(Dataset items)
□ □ □ □ □

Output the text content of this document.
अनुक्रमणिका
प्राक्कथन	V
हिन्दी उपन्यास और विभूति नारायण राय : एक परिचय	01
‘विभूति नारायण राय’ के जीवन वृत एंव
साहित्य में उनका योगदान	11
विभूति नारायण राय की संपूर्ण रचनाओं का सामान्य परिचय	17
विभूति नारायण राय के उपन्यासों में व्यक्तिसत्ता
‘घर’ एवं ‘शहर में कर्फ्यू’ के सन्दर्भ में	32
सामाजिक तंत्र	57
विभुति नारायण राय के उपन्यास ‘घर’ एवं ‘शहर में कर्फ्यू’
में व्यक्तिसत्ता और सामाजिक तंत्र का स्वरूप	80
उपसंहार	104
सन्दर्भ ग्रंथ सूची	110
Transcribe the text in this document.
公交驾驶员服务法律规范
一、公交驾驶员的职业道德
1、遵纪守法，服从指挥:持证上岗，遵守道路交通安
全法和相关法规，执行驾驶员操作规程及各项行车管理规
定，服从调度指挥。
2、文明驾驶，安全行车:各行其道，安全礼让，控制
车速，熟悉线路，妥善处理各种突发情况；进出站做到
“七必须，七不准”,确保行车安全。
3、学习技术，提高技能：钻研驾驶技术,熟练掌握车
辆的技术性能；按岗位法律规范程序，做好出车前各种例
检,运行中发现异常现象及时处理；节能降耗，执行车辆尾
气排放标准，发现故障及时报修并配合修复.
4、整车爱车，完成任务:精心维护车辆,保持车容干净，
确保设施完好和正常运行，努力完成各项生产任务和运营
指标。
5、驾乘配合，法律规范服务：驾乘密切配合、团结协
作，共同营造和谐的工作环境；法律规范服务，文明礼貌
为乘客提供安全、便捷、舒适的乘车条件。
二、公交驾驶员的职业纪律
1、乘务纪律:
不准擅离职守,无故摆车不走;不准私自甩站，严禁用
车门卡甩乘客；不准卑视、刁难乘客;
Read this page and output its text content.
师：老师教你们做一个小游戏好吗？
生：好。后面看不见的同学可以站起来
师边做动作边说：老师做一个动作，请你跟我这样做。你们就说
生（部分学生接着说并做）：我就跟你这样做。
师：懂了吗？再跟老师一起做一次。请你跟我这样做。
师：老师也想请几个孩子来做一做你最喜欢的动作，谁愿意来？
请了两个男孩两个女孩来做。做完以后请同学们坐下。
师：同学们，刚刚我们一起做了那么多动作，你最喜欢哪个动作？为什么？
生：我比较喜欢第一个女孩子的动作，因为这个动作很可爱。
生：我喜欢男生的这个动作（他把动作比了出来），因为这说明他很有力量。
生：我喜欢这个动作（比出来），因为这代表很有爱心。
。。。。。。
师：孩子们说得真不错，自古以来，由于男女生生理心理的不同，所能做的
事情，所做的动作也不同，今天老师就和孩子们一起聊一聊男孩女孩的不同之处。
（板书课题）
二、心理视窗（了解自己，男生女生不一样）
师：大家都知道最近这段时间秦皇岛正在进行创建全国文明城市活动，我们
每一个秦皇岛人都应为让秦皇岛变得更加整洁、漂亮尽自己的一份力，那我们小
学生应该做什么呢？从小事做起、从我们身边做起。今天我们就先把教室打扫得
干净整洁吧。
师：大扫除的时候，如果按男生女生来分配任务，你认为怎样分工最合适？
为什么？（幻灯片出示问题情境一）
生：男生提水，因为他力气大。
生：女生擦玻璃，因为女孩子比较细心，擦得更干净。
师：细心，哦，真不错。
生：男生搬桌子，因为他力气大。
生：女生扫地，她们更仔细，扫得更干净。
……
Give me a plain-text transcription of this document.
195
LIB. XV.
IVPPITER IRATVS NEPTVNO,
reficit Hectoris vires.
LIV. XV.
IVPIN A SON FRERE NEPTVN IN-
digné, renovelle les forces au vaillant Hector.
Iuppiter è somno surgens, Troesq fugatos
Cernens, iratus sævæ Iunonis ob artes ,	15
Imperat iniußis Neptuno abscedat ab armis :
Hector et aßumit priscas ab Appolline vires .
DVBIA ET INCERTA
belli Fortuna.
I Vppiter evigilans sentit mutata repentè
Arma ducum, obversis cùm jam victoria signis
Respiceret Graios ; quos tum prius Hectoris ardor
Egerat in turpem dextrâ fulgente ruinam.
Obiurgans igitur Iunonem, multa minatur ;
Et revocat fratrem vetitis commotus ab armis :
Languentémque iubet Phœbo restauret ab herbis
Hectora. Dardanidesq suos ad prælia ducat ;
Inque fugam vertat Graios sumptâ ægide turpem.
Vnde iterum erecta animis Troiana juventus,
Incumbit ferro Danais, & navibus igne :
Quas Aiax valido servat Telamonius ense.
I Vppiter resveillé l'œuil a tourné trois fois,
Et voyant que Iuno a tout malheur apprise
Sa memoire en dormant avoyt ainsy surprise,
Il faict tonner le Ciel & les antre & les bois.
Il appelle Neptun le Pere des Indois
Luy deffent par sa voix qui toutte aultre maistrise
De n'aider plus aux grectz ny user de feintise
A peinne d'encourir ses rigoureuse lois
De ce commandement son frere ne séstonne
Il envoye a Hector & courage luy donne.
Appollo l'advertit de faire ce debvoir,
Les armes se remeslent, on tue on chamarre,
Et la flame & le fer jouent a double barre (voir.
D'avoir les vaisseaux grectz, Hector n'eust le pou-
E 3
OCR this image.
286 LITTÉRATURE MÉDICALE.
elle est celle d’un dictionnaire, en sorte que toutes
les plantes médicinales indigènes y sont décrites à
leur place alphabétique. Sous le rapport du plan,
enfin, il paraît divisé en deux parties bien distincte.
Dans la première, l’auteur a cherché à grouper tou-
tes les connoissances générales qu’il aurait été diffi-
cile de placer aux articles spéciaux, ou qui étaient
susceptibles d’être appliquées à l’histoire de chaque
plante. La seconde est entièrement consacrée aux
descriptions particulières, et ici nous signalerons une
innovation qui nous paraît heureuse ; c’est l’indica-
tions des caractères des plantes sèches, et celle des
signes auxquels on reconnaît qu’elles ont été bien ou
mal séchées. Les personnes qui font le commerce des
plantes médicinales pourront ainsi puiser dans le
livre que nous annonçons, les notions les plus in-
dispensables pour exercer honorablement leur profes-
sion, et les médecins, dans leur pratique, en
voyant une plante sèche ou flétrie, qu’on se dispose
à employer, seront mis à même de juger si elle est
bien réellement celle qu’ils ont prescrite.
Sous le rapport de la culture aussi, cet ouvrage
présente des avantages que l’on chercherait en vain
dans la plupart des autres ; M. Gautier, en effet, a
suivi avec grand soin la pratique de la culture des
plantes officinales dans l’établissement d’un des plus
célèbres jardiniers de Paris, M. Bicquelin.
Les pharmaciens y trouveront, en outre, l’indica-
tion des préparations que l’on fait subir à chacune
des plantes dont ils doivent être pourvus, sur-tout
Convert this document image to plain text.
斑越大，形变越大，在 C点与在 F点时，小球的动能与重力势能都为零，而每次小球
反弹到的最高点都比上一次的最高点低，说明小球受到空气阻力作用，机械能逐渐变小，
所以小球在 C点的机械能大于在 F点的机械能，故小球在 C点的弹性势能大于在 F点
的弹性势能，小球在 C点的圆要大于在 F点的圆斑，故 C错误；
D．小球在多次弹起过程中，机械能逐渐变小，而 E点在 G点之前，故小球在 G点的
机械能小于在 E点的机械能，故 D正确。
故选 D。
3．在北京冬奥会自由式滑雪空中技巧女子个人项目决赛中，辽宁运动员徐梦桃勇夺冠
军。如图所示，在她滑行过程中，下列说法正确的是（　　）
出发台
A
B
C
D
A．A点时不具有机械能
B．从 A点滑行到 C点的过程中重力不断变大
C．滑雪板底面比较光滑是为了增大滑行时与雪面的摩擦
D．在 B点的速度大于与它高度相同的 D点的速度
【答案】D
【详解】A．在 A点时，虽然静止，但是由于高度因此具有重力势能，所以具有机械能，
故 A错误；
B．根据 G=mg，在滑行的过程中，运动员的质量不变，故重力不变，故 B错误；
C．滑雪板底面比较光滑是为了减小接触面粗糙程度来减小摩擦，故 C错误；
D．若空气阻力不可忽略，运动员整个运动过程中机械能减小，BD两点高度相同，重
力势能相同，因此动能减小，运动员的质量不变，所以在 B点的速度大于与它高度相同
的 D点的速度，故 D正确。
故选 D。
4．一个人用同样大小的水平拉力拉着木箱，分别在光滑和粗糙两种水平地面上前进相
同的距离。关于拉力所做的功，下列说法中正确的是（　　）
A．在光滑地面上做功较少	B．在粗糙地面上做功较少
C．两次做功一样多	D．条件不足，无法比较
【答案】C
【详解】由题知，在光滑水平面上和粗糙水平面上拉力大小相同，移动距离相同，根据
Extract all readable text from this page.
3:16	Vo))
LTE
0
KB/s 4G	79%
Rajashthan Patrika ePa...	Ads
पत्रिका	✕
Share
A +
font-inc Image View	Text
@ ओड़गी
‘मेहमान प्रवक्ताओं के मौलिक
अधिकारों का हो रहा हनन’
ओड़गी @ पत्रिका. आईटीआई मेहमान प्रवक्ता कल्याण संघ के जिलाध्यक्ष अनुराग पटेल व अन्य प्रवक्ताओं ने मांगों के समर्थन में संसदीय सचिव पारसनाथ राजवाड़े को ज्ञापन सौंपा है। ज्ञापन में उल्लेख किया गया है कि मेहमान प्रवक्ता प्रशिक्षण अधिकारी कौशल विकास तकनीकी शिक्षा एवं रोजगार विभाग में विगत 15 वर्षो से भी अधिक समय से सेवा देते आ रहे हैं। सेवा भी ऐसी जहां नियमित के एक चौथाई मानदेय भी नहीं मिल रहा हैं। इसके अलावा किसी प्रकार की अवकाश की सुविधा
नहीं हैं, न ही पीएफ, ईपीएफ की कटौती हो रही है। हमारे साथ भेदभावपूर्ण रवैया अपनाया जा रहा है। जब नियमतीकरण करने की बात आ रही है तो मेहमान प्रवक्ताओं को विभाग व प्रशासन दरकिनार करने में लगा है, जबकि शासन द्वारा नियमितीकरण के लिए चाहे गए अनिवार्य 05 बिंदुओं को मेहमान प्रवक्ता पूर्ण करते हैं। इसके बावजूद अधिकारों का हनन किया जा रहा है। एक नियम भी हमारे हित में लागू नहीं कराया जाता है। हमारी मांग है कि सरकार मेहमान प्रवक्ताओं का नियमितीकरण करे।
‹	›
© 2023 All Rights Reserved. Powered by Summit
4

□ □ □ □ □

## Exercise
Check each line of the records for "pratique" and copy the ones that contain it.

## Output for this exercise
sion, et les médecins, dans leur pratique, en
suivi avec grand soin la pratique de la culture des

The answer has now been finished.